● **INPUT ROWS**
───

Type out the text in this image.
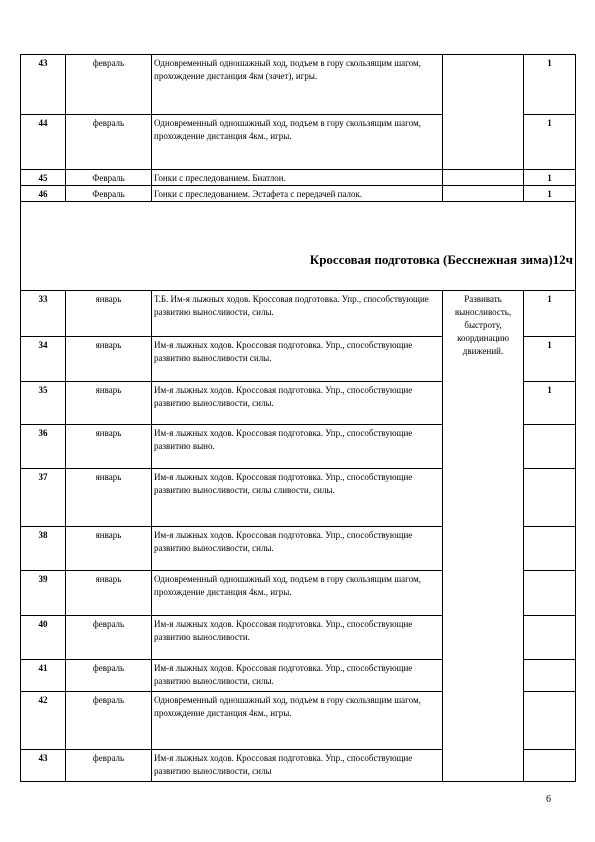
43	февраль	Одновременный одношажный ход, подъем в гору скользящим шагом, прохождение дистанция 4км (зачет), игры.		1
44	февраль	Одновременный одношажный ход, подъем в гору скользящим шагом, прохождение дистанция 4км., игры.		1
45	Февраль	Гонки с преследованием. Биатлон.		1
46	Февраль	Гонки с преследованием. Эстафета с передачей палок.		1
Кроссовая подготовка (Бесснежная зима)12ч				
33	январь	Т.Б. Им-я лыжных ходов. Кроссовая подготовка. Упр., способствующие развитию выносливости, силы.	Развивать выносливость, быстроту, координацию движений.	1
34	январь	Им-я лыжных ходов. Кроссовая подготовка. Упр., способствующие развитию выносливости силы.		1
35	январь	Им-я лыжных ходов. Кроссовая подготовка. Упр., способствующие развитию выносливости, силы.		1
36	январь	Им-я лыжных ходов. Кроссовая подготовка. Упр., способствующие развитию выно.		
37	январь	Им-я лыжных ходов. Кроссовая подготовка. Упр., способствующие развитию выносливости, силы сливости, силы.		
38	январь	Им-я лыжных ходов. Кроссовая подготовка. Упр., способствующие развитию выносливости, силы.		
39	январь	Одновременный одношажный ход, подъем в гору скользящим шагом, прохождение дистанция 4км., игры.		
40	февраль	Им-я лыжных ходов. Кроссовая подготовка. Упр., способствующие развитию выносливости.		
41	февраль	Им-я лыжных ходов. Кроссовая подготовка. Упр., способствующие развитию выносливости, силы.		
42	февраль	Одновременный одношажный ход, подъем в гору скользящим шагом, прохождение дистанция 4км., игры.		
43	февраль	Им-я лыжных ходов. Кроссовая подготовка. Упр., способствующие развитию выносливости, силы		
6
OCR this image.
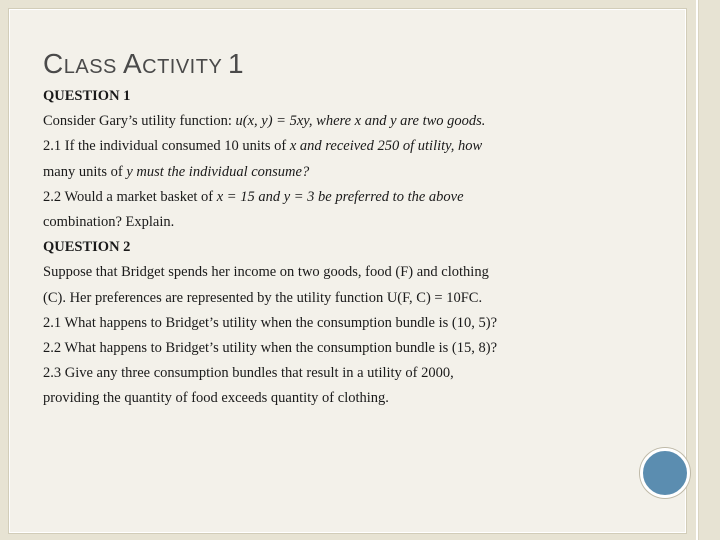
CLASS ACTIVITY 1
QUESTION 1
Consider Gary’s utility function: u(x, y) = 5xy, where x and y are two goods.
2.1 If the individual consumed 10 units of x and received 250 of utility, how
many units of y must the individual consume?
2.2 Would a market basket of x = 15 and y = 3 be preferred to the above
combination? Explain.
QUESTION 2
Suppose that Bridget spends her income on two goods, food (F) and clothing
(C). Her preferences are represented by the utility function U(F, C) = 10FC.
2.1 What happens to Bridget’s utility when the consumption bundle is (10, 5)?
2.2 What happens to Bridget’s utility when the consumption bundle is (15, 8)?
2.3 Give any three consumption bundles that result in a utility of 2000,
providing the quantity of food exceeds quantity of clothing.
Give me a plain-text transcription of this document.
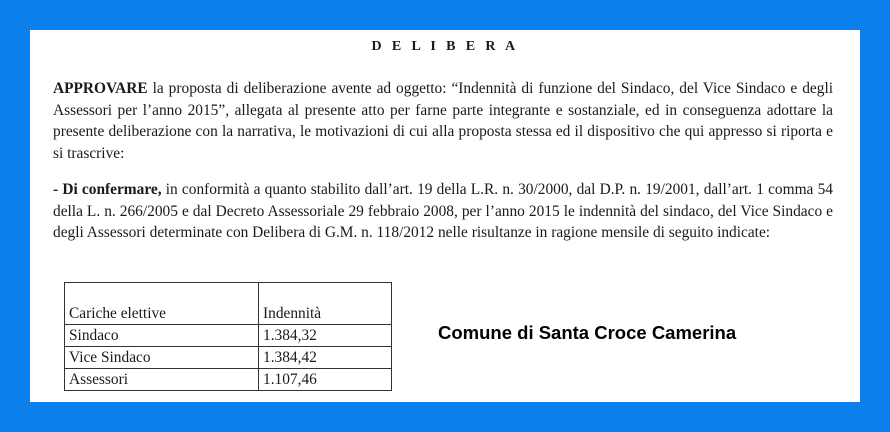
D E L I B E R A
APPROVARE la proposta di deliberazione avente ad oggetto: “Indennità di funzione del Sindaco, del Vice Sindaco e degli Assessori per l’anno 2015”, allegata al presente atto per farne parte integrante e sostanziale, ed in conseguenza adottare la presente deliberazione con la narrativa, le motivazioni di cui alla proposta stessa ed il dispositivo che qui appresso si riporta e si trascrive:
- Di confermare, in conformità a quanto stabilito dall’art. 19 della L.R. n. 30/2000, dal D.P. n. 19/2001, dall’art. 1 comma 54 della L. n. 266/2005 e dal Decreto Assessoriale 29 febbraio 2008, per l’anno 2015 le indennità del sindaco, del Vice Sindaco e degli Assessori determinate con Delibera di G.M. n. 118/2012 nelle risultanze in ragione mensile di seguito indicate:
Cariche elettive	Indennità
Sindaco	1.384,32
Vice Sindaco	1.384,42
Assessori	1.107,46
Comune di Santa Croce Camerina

───

● **EXERCISE DESCRIPTION**
All the lines above are to be reproduced exactly, except the pictures.

● **EXERCISE SOLUTION**
Type out the text in this image.
43	февраль	Одновременный одношажный ход, подъем в гору скользящим шагом, прохождение дистанция 4км (зачет), игры.		1
44	февраль	Одновременный одношажный ход, подъем в гору скользящим шагом, прохождение дистанция 4км., игры.		1
45	Февраль	Гонки с преследованием. Биатлон.		1
46	Февраль	Гонки с преследованием. Эстафета с передачей палок.		1
Кроссовая подготовка (Бесснежная зима)12ч				
33	январь	Т.Б. Им-я лыжных ходов. Кроссовая подготовка. Упр., способствующие развитию выносливости, силы.	Развивать выносливость, быстроту, координацию движений.	1
34	январь	Им-я лыжных ходов. Кроссовая подготовка. Упр., способствующие развитию выносливости силы.		1
35	январь	Им-я лыжных ходов. Кроссовая подготовка. Упр., способствующие развитию выносливости, силы.		1
36	январь	Им-я лыжных ходов. Кроссовая подготовка. Упр., способствующие развитию выно.		
37	январь	Им-я лыжных ходов. Кроссовая подготовка. Упр., способствующие развитию выносливости, силы сливости, силы.		
38	январь	Им-я лыжных ходов. Кроссовая подготовка. Упр., способствующие развитию выносливости, силы.		
39	январь	Одновременный одношажный ход, подъем в гору скользящим шагом, прохождение дистанция 4км., игры.		
40	февраль	Им-я лыжных ходов. Кроссовая подготовка. Упр., способствующие развитию выносливости.		
41	февраль	Им-я лыжных ходов. Кроссовая подготовка. Упр., способствующие развитию выносливости, силы.		
42	февраль	Одновременный одношажный ход, подъем в гору скользящим шагом, прохождение дистанция 4км., игры.		
43	февраль	Им-я лыжных ходов. Кроссовая подготовка. Упр., способствующие развитию выносливости, силы		
6
OCR this image.
CLASS ACTIVITY 1
QUESTION 1
Consider Gary’s utility function: u(x, y) = 5xy, where x and y are two goods.
2.1 If the individual consumed 10 units of x and received 250 of utility, how
many units of y must the individual consume?
2.2 Would a market basket of x = 15 and y = 3 be preferred to the above
combination? Explain.
QUESTION 2
Suppose that Bridget spends her income on two goods, food (F) and clothing
(C). Her preferences are represented by the utility function U(F, C) = 10FC.
2.1 What happens to Bridget’s utility when the consumption bundle is (10, 5)?
2.2 What happens to Bridget’s utility when the consumption bundle is (15, 8)?
2.3 Give any three consumption bundles that result in a utility of 2000,
providing the quantity of food exceeds quantity of clothing.
Give me a plain-text transcription of this document.
D E L I B E R A
APPROVARE la proposta di deliberazione avente ad oggetto: “Indennità di funzione del Sindaco, del Vice Sindaco e degli Assessori per l’anno 2015”, allegata al presente atto per farne parte integrante e sostanziale, ed in conseguenza adottare la presente deliberazione con la narrativa, le motivazioni di cui alla proposta stessa ed il dispositivo che qui appresso si riporta e si trascrive:
- Di confermare, in conformità a quanto stabilito dall’art. 19 della L.R. n. 30/2000, dal D.P. n. 19/2001, dall’art. 1 comma 54 della L. n. 266/2005 e dal Decreto Assessoriale 29 febbraio 2008, per l’anno 2015 le indennità del sindaco, del Vice Sindaco e degli Assessori determinate con Delibera di G.M. n. 118/2012 nelle risultanze in ragione mensile di seguito indicate:
Cariche elettive	Indennità
Sindaco	1.384,32
Vice Sindaco	1.384,42
Assessori	1.107,46
Comune di Santa Croce Camerina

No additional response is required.